Rows from a figure dataset:

## start

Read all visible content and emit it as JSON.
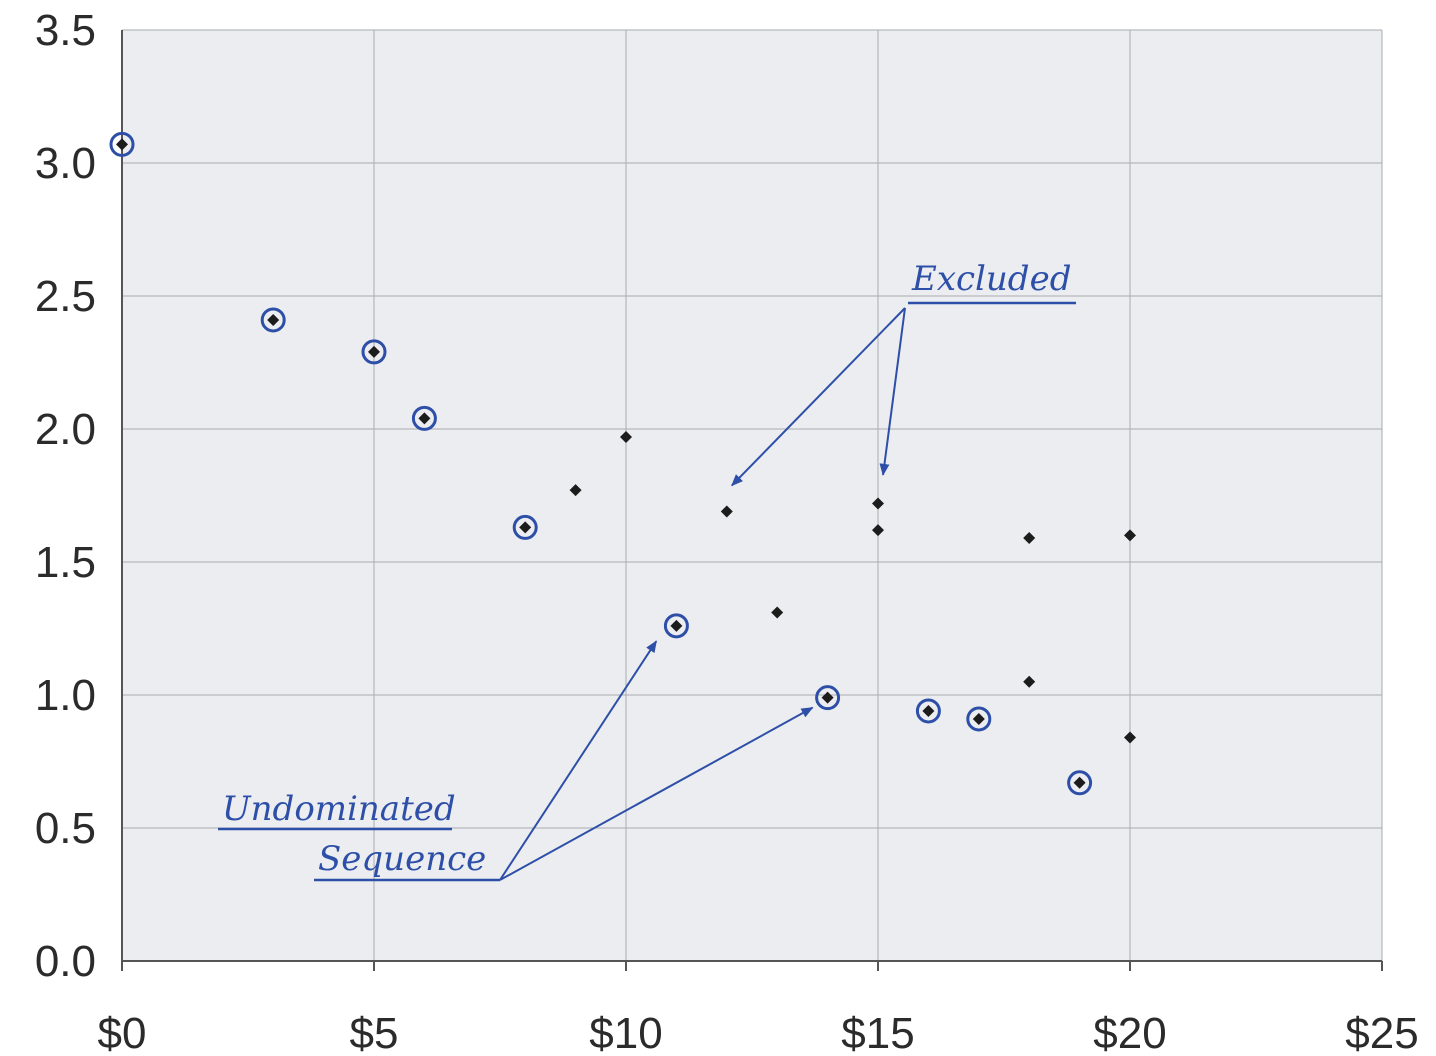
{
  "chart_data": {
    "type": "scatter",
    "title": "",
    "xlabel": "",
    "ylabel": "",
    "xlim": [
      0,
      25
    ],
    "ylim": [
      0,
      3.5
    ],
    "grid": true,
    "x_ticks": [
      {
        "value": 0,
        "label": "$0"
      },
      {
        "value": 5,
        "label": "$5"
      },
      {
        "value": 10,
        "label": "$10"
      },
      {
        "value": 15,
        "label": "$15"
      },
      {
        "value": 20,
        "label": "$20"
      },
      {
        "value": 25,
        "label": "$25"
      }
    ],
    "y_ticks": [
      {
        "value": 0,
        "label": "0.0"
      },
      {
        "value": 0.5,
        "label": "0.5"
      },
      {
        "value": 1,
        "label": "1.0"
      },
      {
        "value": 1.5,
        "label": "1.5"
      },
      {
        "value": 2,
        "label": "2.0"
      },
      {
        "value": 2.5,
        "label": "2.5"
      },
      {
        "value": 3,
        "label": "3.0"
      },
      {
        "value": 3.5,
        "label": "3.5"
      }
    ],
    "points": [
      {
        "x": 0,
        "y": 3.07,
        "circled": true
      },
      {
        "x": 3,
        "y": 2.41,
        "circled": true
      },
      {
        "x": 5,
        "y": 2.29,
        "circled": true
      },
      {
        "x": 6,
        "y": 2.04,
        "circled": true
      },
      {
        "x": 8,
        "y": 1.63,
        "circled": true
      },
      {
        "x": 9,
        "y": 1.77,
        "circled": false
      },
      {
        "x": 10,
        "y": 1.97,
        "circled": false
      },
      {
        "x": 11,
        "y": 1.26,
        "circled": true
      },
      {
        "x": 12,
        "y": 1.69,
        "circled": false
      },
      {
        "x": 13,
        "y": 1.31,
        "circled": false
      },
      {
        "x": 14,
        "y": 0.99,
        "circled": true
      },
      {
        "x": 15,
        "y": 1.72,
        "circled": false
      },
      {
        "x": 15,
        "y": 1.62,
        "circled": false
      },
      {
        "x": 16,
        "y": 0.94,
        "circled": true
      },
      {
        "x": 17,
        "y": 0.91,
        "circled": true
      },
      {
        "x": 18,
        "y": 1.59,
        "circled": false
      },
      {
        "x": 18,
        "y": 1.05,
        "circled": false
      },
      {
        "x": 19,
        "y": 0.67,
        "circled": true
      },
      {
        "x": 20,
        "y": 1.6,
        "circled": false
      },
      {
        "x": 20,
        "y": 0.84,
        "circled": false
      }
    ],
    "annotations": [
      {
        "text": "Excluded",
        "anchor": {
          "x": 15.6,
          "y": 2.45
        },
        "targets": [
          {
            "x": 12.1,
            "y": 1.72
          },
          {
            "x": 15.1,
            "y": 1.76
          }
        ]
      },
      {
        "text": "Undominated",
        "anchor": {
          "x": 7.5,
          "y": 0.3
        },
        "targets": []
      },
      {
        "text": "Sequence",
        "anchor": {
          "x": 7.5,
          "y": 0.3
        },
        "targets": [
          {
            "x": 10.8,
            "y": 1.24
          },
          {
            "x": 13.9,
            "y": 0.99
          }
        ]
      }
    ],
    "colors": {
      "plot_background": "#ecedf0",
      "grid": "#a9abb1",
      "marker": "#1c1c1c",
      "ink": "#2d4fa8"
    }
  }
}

## end

Omitting all images, retype each line of the records precisely.

Read all visible content and emit it as JSON.
{
  "chart_data": {
    "type": "scatter",
    "title": "",
    "xlabel": "",
    "ylabel": "",
    "xlim": [
      0,
      25
    ],
    "ylim": [
      0,
      3.5
    ],
    "grid": true,
    "x_ticks": [
      {
        "value": 0,
        "label": "$0"
      },
      {
        "value": 5,
        "label": "$5"
      },
      {
        "value": 10,
        "label": "$10"
      },
      {
        "value": 15,
        "label": "$15"
      },
      {
        "value": 20,
        "label": "$20"
      },
      {
        "value": 25,
        "label": "$25"
      }
    ],
    "y_ticks": [
      {
        "value": 0,
        "label": "0.0"
      },
      {
        "value": 0.5,
        "label": "0.5"
      },
      {
        "value": 1,
        "label": "1.0"
      },
      {
        "value": 1.5,
        "label": "1.5"
      },
      {
        "value": 2,
        "label": "2.0"
      },
      {
        "value": 2.5,
        "label": "2.5"
      },
      {
        "value": 3,
        "label": "3.0"
      },
      {
        "value": 3.5,
        "label": "3.5"
      }
    ],
    "points": [
      {
        "x": 0,
        "y": 3.07,
        "circled": true
      },
      {
        "x": 3,
        "y": 2.41,
        "circled": true
      },
      {
        "x": 5,
        "y": 2.29,
        "circled": true
      },
      {
        "x": 6,
        "y": 2.04,
        "circled": true
      },
      {
        "x": 8,
        "y": 1.63,
        "circled": true
      },
      {
        "x": 9,
        "y": 1.77,
        "circled": false
      },
      {
        "x": 10,
        "y": 1.97,
        "circled": false
      },
      {
        "x": 11,
        "y": 1.26,
        "circled": true
      },
      {
        "x": 12,
        "y": 1.69,
        "circled": false
      },
      {
        "x": 13,
        "y": 1.31,
        "circled": false
      },
      {
        "x": 14,
        "y": 0.99,
        "circled": true
      },
      {
        "x": 15,
        "y": 1.72,
        "circled": false
      },
      {
        "x": 15,
        "y": 1.62,
        "circled": false
      },
      {
        "x": 16,
        "y": 0.94,
        "circled": true
      },
      {
        "x": 17,
        "y": 0.91,
        "circled": true
      },
      {
        "x": 18,
        "y": 1.59,
        "circled": false
      },
      {
        "x": 18,
        "y": 1.05,
        "circled": false
      },
      {
        "x": 19,
        "y": 0.67,
        "circled": true
      },
      {
        "x": 20,
        "y": 1.6,
        "circled": false
      },
      {
        "x": 20,
        "y": 0.84,
        "circled": false
      }
    ],
    "annotations": [
      {
        "text": "Excluded",
        "anchor": {
          "x": 15.6,
          "y": 2.45
        },
        "targets": [
          {
            "x": 12.1,
            "y": 1.72
          },
          {
            "x": 15.1,
            "y": 1.76
          }
        ]
      },
      {
        "text": "Undominated",
        "anchor": {
          "x": 7.5,
          "y": 0.3
        },
        "targets": []
      },
      {
        "text": "Sequence",
        "anchor": {
          "x": 7.5,
          "y": 0.3
        },
        "targets": [
          {
            "x": 10.8,
            "y": 1.24
          },
          {
            "x": 13.9,
            "y": 0.99
          }
        ]
      }
    ],
    "colors": {
      "plot_background": "#ecedf0",
      "grid": "#a9abb1",
      "marker": "#1c1c1c",
      "ink": "#2d4fa8"
    }
  }
}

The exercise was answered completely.